What to produce —
Check each line below for the word "this", and copy those that have it.

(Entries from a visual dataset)
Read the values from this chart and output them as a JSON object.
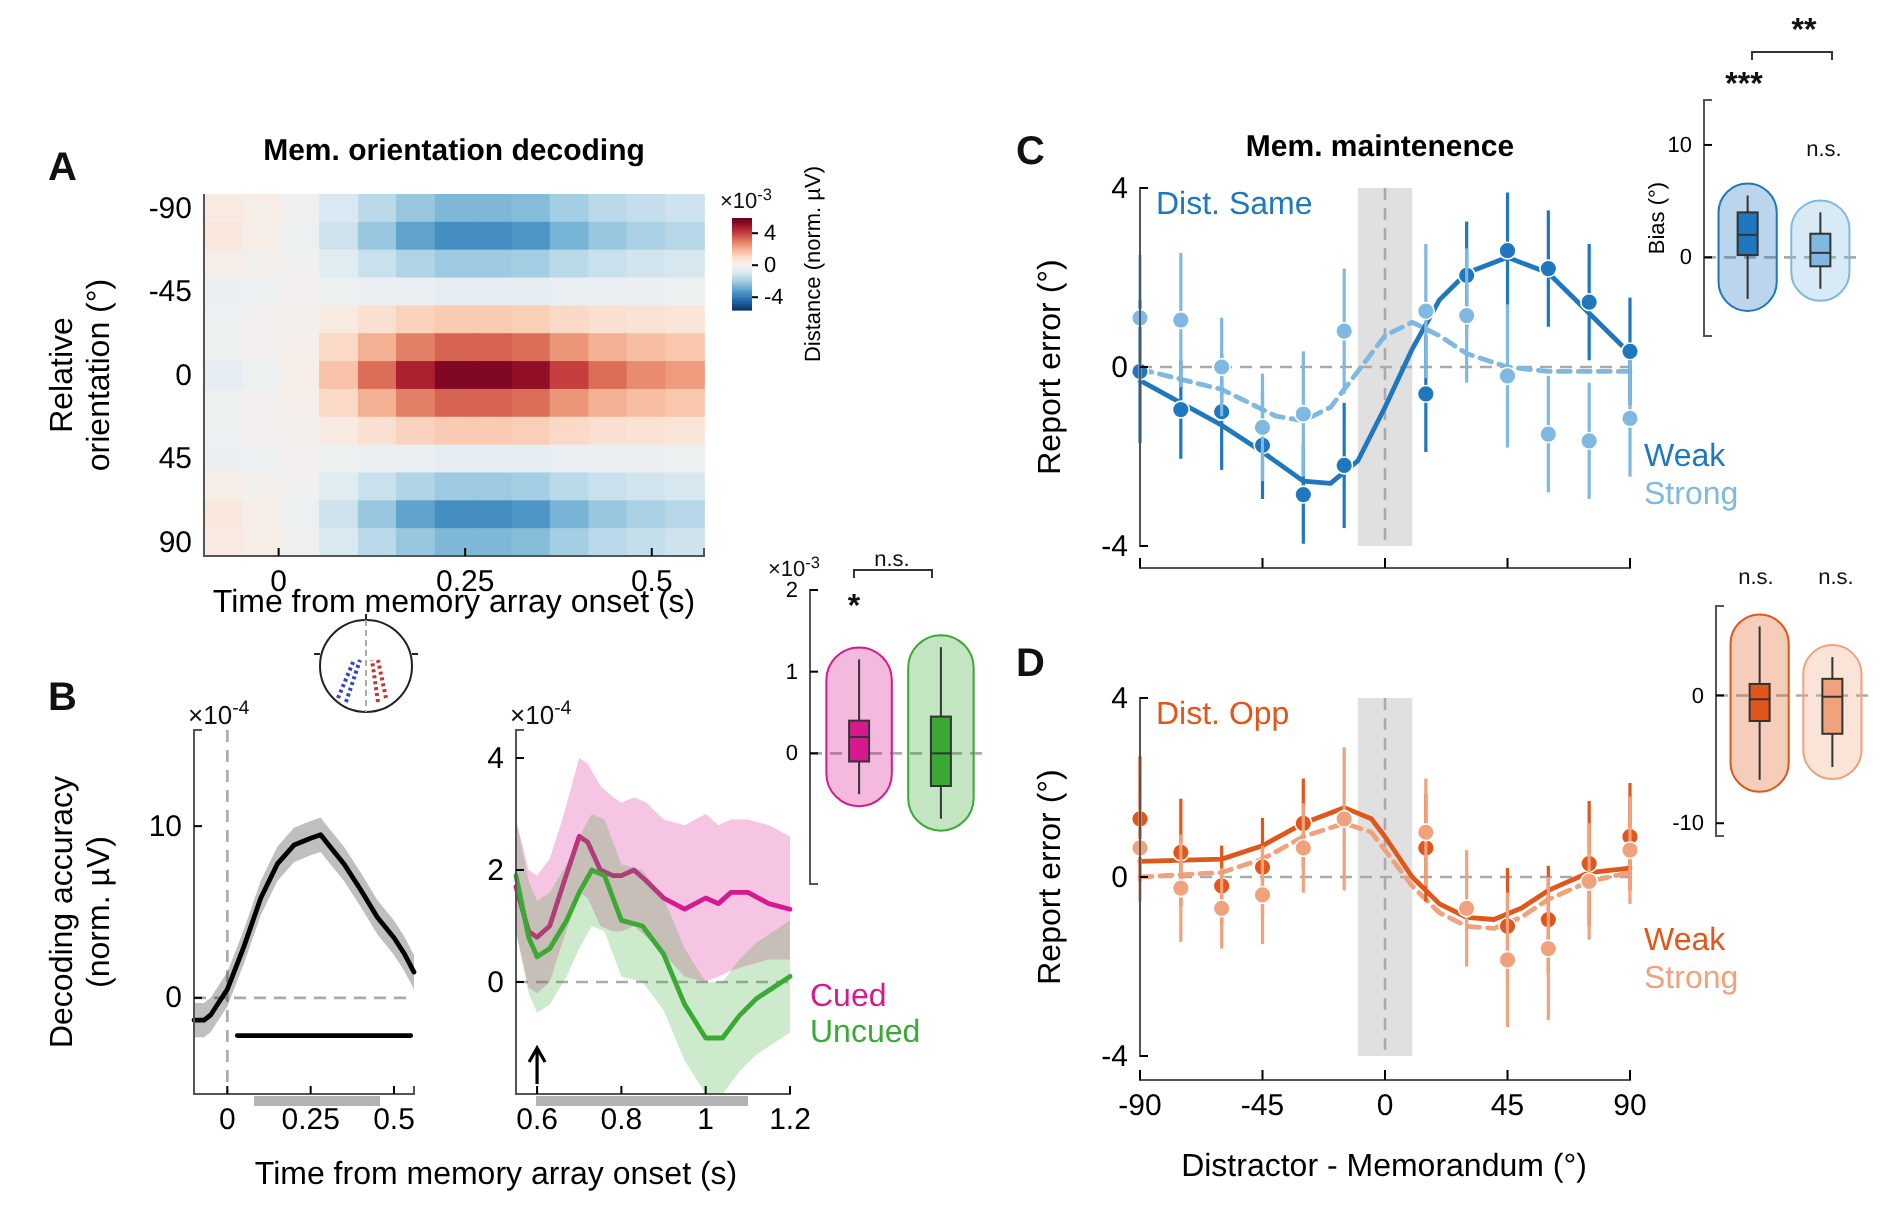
{
  "chart_data": [
    {
      "type": "heatmap",
      "title": "Mem. orientation decoding",
      "xlabel": "Time from memory array onset (s)",
      "ylabel": "Relative orientation (°)",
      "clabel": "Distance (norm. µV)",
      "annotations": [
        "A",
        "×10$^{-3}$"
      ],
      "x": [
        -0.074,
        -0.023,
        0.029,
        0.08,
        0.132,
        0.183,
        0.235,
        0.286,
        0.338,
        0.389,
        0.441,
        0.492,
        0.544
      ],
      "y_categories": [
        "-90",
        null,
        null,
        "-45",
        null,
        null,
        "0",
        null,
        null,
        "45",
        null,
        null,
        "90"
      ],
      "xlim": [
        -0.1,
        0.57
      ],
      "xticks": [
        0,
        0.25,
        0.5
      ],
      "clim": [
        -5.6,
        5.9
      ],
      "cticks": [
        -4,
        0,
        4
      ],
      "cells": [
        [
          0.5,
          0.3,
          -0.1,
          -0.8,
          -1.5,
          -2.1,
          -2.5,
          -2.5,
          -2.4,
          -1.9,
          -1.5,
          -1.3,
          -1.1
        ],
        [
          0.6,
          0.3,
          -0.2,
          -1.1,
          -2.1,
          -3,
          -3.5,
          -3.5,
          -3.3,
          -2.6,
          -2.1,
          -1.8,
          -1.6
        ],
        [
          0.3,
          0.1,
          -0.1,
          -0.6,
          -1.2,
          -1.7,
          -2,
          -2,
          -1.9,
          -1.5,
          -1.2,
          -1,
          -0.9
        ],
        [
          -0.3,
          -0.2,
          0,
          -0.2,
          -0.3,
          -0.4,
          -0.5,
          -0.5,
          -0.5,
          -0.4,
          -0.3,
          -0.3,
          -0.2
        ],
        [
          -0.2,
          0,
          0.1,
          0.5,
          0.9,
          1.3,
          1.5,
          1.5,
          1.4,
          1.1,
          0.9,
          0.8,
          0.7
        ],
        [
          -0.2,
          0,
          0.2,
          1.1,
          2.1,
          3,
          3.5,
          3.5,
          3.3,
          2.6,
          2.1,
          1.8,
          1.6
        ],
        [
          -0.5,
          -0.2,
          0.3,
          1.7,
          3.3,
          4.7,
          5.5,
          5.5,
          5.2,
          4.1,
          3.3,
          2.8,
          2.5
        ],
        [
          -0.2,
          0,
          0.2,
          1.1,
          2.1,
          3,
          3.5,
          3.5,
          3.3,
          2.6,
          2.1,
          1.8,
          1.6
        ],
        [
          -0.2,
          0,
          0.1,
          0.5,
          0.9,
          1.3,
          1.5,
          1.5,
          1.4,
          1.1,
          0.9,
          0.8,
          0.7
        ],
        [
          -0.3,
          -0.2,
          0,
          -0.2,
          -0.3,
          -0.4,
          -0.5,
          -0.5,
          -0.5,
          -0.4,
          -0.3,
          -0.3,
          -0.2
        ],
        [
          0.3,
          0.1,
          -0.1,
          -0.6,
          -1.2,
          -1.7,
          -2,
          -2,
          -1.9,
          -1.5,
          -1.2,
          -1,
          -0.9
        ],
        [
          0.6,
          0.3,
          -0.2,
          -1.1,
          -2.1,
          -3,
          -3.5,
          -3.5,
          -3.3,
          -2.6,
          -2.1,
          -1.8,
          -1.6
        ],
        [
          0.5,
          0.3,
          -0.1,
          -0.8,
          -1.5,
          -2.1,
          -2.5,
          -2.5,
          -2.4,
          -1.9,
          -1.5,
          -1.3,
          -1.1
        ]
      ]
    },
    {
      "type": "line",
      "xlabel": "Time from memory array onset (s)",
      "ylabel": "Decoding accuracy (norm. µV)",
      "annotations": [
        "B",
        "×10$^{-4}$"
      ],
      "xlim": [
        -0.1,
        0.56
      ],
      "xticks": [
        0,
        0.25,
        0.5
      ],
      "ylim": [
        -5.6,
        15.6
      ],
      "yticks": [
        0,
        10
      ],
      "ref_lines": [
        {
          "axis": "x",
          "value": 0,
          "color": "#aaaaaa",
          "line_style": "dashed"
        },
        {
          "axis": "y",
          "value": 0,
          "color": "#aaaaaa",
          "line_style": "dashed"
        }
      ],
      "series": [
        {
          "color": "#000000",
          "x": [
            -0.1,
            -0.07,
            -0.05,
            0,
            0.05,
            0.1,
            0.15,
            0.2,
            0.25,
            0.28,
            0.3,
            0.35,
            0.4,
            0.45,
            0.5,
            0.53,
            0.56
          ],
          "values": [
            -1.3,
            -1.3,
            -1,
            0.5,
            3,
            5.8,
            7.8,
            8.9,
            9.3,
            9.5,
            9,
            7.8,
            6.3,
            4.7,
            3.5,
            2.6,
            1.5
          ],
          "lower": [
            -2.3,
            -2.3,
            -2,
            -0.5,
            2,
            4.8,
            6.8,
            7.9,
            8.3,
            8.5,
            8,
            6.8,
            5.3,
            3.7,
            2.5,
            1.6,
            0.5
          ],
          "upper": [
            -0.3,
            -0.3,
            0,
            1.5,
            4,
            6.8,
            8.8,
            9.9,
            10.3,
            10.5,
            10,
            8.8,
            7.3,
            5.7,
            4.5,
            3.6,
            2.5
          ]
        },
        {
          "color": "#000000",
          "x": [
            0.03,
            0.55
          ],
          "values": [
            -2.2,
            -2.2
          ]
        }
      ]
    },
    {
      "type": "line",
      "legend": "right",
      "xlim": [
        0.55,
        1.2
      ],
      "xticks": [
        0.6,
        0.8,
        1,
        1.2
      ],
      "ylim": [
        -2,
        4.5
      ],
      "yticks": [
        0,
        2,
        4
      ],
      "annotations": [
        "×10$^{-4}$"
      ],
      "ref_lines": [
        {
          "axis": "y",
          "value": 0,
          "color": "#aaaaaa",
          "line_style": "dashed"
        }
      ],
      "series": [
        {
          "name": "Cued",
          "color": "#d6198f",
          "x": [
            0.55,
            0.58,
            0.6,
            0.63,
            0.66,
            0.7,
            0.72,
            0.75,
            0.78,
            0.8,
            0.83,
            0.86,
            0.9,
            0.95,
            1,
            1.03,
            1.06,
            1.1,
            1.15,
            1.2
          ],
          "values": [
            1.7,
            0.9,
            0.8,
            1,
            1.7,
            2.6,
            2.5,
            2,
            1.9,
            1.9,
            2,
            1.8,
            1.5,
            1.3,
            1.5,
            1.4,
            1.6,
            1.6,
            1.4,
            1.3
          ],
          "lower": [
            0.9,
            -0.1,
            -0.2,
            0,
            0.7,
            1.6,
            1.5,
            1,
            0.9,
            0.9,
            1,
            0.8,
            0.5,
            0.1,
            0,
            0.1,
            0.2,
            0.3,
            0.4,
            0.4
          ],
          "upper": [
            2.9,
            2,
            1.9,
            2.2,
            2.9,
            4,
            3.9,
            3.5,
            3.3,
            3.2,
            3.3,
            3.2,
            2.9,
            2.8,
            3,
            2.8,
            2.9,
            2.9,
            2.8,
            2.6
          ]
        },
        {
          "name": "Uncued",
          "color": "#3aaa35",
          "x": [
            0.55,
            0.58,
            0.6,
            0.63,
            0.67,
            0.7,
            0.73,
            0.76,
            0.8,
            0.85,
            0.9,
            0.95,
            1,
            1.04,
            1.08,
            1.12,
            1.2
          ],
          "values": [
            1.9,
            0.8,
            0.45,
            0.6,
            1.1,
            1.6,
            2,
            1.9,
            1.1,
            1,
            0.5,
            -0.4,
            -1,
            -1,
            -0.6,
            -0.3,
            0.1
          ],
          "lower": [
            0.9,
            -0.2,
            -0.55,
            -0.4,
            0.1,
            0.6,
            1,
            0.9,
            0.1,
            0,
            -0.5,
            -1.4,
            -2,
            -2,
            -1.6,
            -1.3,
            -0.9
          ],
          "upper": [
            2.9,
            1.8,
            1.45,
            1.6,
            2.1,
            2.6,
            3,
            2.9,
            2.1,
            2,
            1.5,
            0.6,
            0,
            0,
            0.4,
            0.7,
            1.1
          ]
        }
      ]
    },
    {
      "type": "box",
      "categories": [
        null,
        null
      ],
      "colors": [
        "#d6198f",
        "#3aaa35"
      ],
      "ylim": [
        -1.6,
        2
      ],
      "yticks": [
        0,
        1,
        2
      ],
      "annotations": [
        "×10$^{-3}$",
        "*",
        "n.s."
      ],
      "ref_lines": [
        {
          "axis": "y",
          "value": 0,
          "color": "#aaaaaa",
          "line_style": "dashed"
        }
      ],
      "boxes": [
        {
          "low": -0.5,
          "q1": -0.1,
          "median": 0.2,
          "q3": 0.4,
          "high": 1.15
        },
        {
          "low": -0.8,
          "q1": -0.4,
          "median": 0,
          "q3": 0.45,
          "high": 1.3
        }
      ]
    },
    {
      "type": "scatter",
      "title": "Mem. maintenence",
      "ylabel": "Report error (°)",
      "legend": "right",
      "tick_labels": "y",
      "annotations": [
        "C",
        "Dist. Same"
      ],
      "xlim": [
        -90,
        90
      ],
      "xticks": [
        {
          "value": -90,
          "label": null
        },
        {
          "value": -45,
          "label": null
        },
        {
          "value": 0,
          "label": null
        },
        {
          "value": 45,
          "label": null
        },
        {
          "value": 90,
          "label": null
        }
      ],
      "ylim": [
        -4,
        4
      ],
      "yticks": [
        -4,
        0,
        4
      ],
      "ref_lines": [
        {
          "axis": "y",
          "value": 0,
          "color": "#aaaaaa",
          "line_style": "dashed"
        },
        {
          "axis": "x",
          "value": 0,
          "color": "#aaaaaa",
          "line_style": "dashed"
        }
      ],
      "bands": [
        {
          "axis": "x",
          "from": -10,
          "to": 10,
          "color": "#e0e0e0"
        }
      ],
      "series": [
        {
          "type": "line",
          "color": "#7fb8e0",
          "line_style": "dashed",
          "x": [
            -90,
            -60,
            -40,
            -30,
            -20,
            -10,
            0,
            10,
            20,
            30,
            45,
            60,
            75,
            90
          ],
          "values": [
            -0.05,
            -0.5,
            -1.1,
            -1.2,
            -0.9,
            -0.1,
            0.7,
            1,
            0.7,
            0.3,
            0,
            -0.1,
            -0.1,
            -0.1
          ]
        },
        {
          "type": "line",
          "color": "#1f77c0",
          "line_style": "solid",
          "x": [
            -90,
            -75,
            -60,
            -45,
            -30,
            -20,
            -10,
            0,
            10,
            20,
            30,
            45,
            60,
            75,
            90
          ],
          "values": [
            -0.3,
            -0.8,
            -1.3,
            -1.9,
            -2.55,
            -2.6,
            -2.1,
            -0.9,
            0.4,
            1.5,
            2.1,
            2.45,
            2.1,
            1.2,
            0.3
          ]
        },
        {
          "name": "Weak",
          "color": "#1f77c0",
          "marker": "circle",
          "x": [
            -90,
            -75,
            -60,
            -45,
            -30,
            -15,
            15,
            30,
            45,
            60,
            75,
            90
          ],
          "values": [
            -0.1,
            -0.95,
            -1,
            -1.75,
            -2.85,
            -2.2,
            -0.6,
            2.05,
            2.6,
            2.2,
            1.45,
            0.35
          ],
          "errors": [
            1.6,
            1.1,
            1.3,
            1.2,
            1.1,
            1.4,
            1.3,
            1.2,
            1.3,
            1.3,
            1.3,
            1.2
          ]
        },
        {
          "name": "Strong",
          "color": "#7fb8e0",
          "marker": "circle",
          "x": [
            -90,
            -75,
            -60,
            -45,
            -30,
            -15,
            15,
            30,
            45,
            60,
            75,
            90
          ],
          "values": [
            1.1,
            1.05,
            0,
            -1.35,
            -1.05,
            0.8,
            1.25,
            1.15,
            -0.2,
            -1.5,
            -1.65,
            -1.15
          ],
          "errors": [
            1.4,
            1.5,
            1.1,
            1.2,
            1.4,
            1.4,
            1.5,
            1.5,
            1.6,
            1.3,
            1.3,
            1.3
          ]
        }
      ]
    },
    {
      "type": "box",
      "categories": [
        null,
        null
      ],
      "colors": [
        "#1f77c0",
        "#7fb8e0"
      ],
      "ylabel": "Bias (°)",
      "ylim": [
        -7,
        14
      ],
      "yticks": [
        0,
        10
      ],
      "annotations": [
        "***",
        "**",
        "n.s."
      ],
      "ref_lines": [
        {
          "axis": "y",
          "value": 0,
          "color": "#aaaaaa",
          "line_style": "dashed"
        }
      ],
      "boxes": [
        {
          "low": -3.7,
          "q1": 0.2,
          "median": 2,
          "q3": 4,
          "high": 5.5
        },
        {
          "low": -2.8,
          "q1": -0.8,
          "median": 0.4,
          "q3": 2.1,
          "high": 4
        }
      ]
    },
    {
      "type": "scatter",
      "xlabel": "Distractor - Memorandum (°)",
      "ylabel": "Report error (°)",
      "legend": "right",
      "annotations": [
        "D",
        "Dist. Opp"
      ],
      "xlim": [
        -90,
        90
      ],
      "xticks": [
        -90,
        -45,
        0,
        45,
        90
      ],
      "ylim": [
        -4,
        4
      ],
      "yticks": [
        -4,
        0,
        4
      ],
      "ref_lines": [
        {
          "axis": "y",
          "value": 0,
          "color": "#aaaaaa",
          "line_style": "dashed"
        },
        {
          "axis": "x",
          "value": 0,
          "color": "#aaaaaa",
          "line_style": "dashed"
        }
      ],
      "bands": [
        {
          "axis": "x",
          "from": -10,
          "to": 10,
          "color": "#e0e0e0"
        }
      ],
      "series": [
        {
          "type": "line",
          "color": "#f0a27c",
          "line_style": "dashed",
          "x": [
            -90,
            -60,
            -45,
            -30,
            -15,
            -5,
            0,
            10,
            20,
            30,
            40,
            50,
            60,
            75,
            90
          ],
          "values": [
            0,
            0.1,
            0.4,
            0.9,
            1.2,
            1,
            0.6,
            -0.2,
            -0.8,
            -1.1,
            -1.15,
            -0.9,
            -0.5,
            -0.1,
            0.1
          ]
        },
        {
          "type": "line",
          "color": "#e0561b",
          "line_style": "solid",
          "x": [
            -90,
            -60,
            -45,
            -30,
            -15,
            -5,
            0,
            10,
            20,
            30,
            40,
            50,
            60,
            75,
            90
          ],
          "values": [
            0.35,
            0.4,
            0.7,
            1.2,
            1.55,
            1.3,
            0.9,
            0,
            -0.6,
            -0.9,
            -0.95,
            -0.7,
            -0.3,
            0.1,
            0.2
          ]
        },
        {
          "name": "Weak",
          "color": "#e0561b",
          "marker": "circle",
          "x": [
            -90,
            -75,
            -60,
            -45,
            -30,
            -15,
            15,
            30,
            45,
            60,
            75,
            90
          ],
          "values": [
            1.3,
            0.55,
            -0.2,
            0.22,
            1.2,
            null,
            0.65,
            null,
            -1.1,
            -0.95,
            0.3,
            0.9
          ],
          "errors": [
            1.4,
            1.2,
            0.9,
            1.1,
            1,
            null,
            1.2,
            null,
            1.3,
            1.2,
            1.4,
            1.2
          ]
        },
        {
          "name": "Strong",
          "color": "#f0a27c",
          "marker": "circle",
          "x": [
            -90,
            -75,
            -60,
            -45,
            -30,
            -15,
            15,
            30,
            45,
            60,
            75,
            90
          ],
          "values": [
            0.65,
            -0.25,
            -0.7,
            -0.4,
            0.65,
            1.3,
            1,
            -0.7,
            -1.85,
            -1.6,
            -0.1,
            0.6
          ],
          "errors": [
            1.2,
            1.2,
            0.9,
            1.1,
            1,
            1.6,
            1.2,
            1.3,
            1.5,
            1.6,
            1.3,
            1.2
          ]
        }
      ]
    },
    {
      "type": "box",
      "categories": [
        null,
        null
      ],
      "colors": [
        "#e0561b",
        "#f0a27c"
      ],
      "ylim": [
        -11,
        7
      ],
      "yticks": [
        -10,
        0
      ],
      "annotations": [
        "n.s.",
        "n.s."
      ],
      "ref_lines": [
        {
          "axis": "y",
          "value": 0,
          "color": "#aaaaaa",
          "line_style": "dashed"
        }
      ],
      "boxes": [
        {
          "low": -6.6,
          "q1": -2,
          "median": -0.3,
          "q3": 0.9,
          "high": 5.4
        },
        {
          "low": -5.6,
          "q1": -3,
          "median": -0.1,
          "q3": 1.3,
          "high": 3
        }
      ]
    }
  ]
}
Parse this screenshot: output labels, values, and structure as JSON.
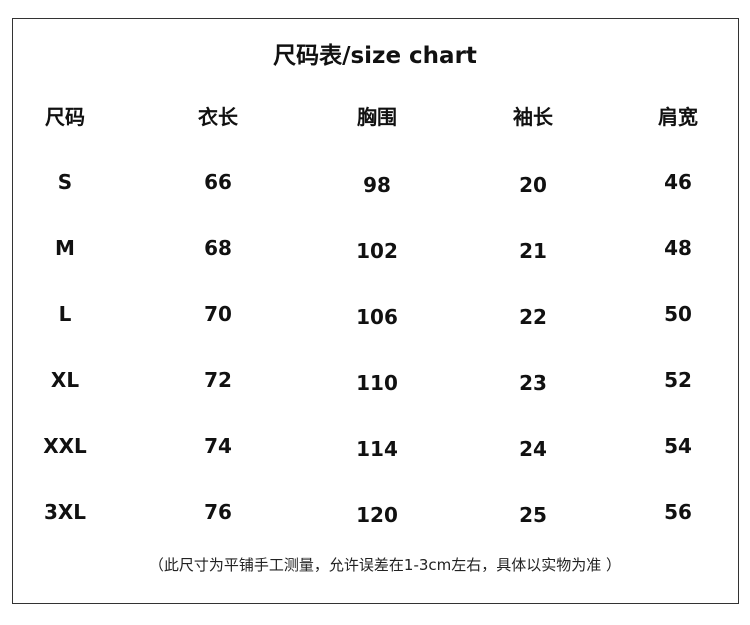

Result of the task —
Read the values from this chart and output them as a JSON object.
Parse this screenshot: output labels, values, and structure as JSON.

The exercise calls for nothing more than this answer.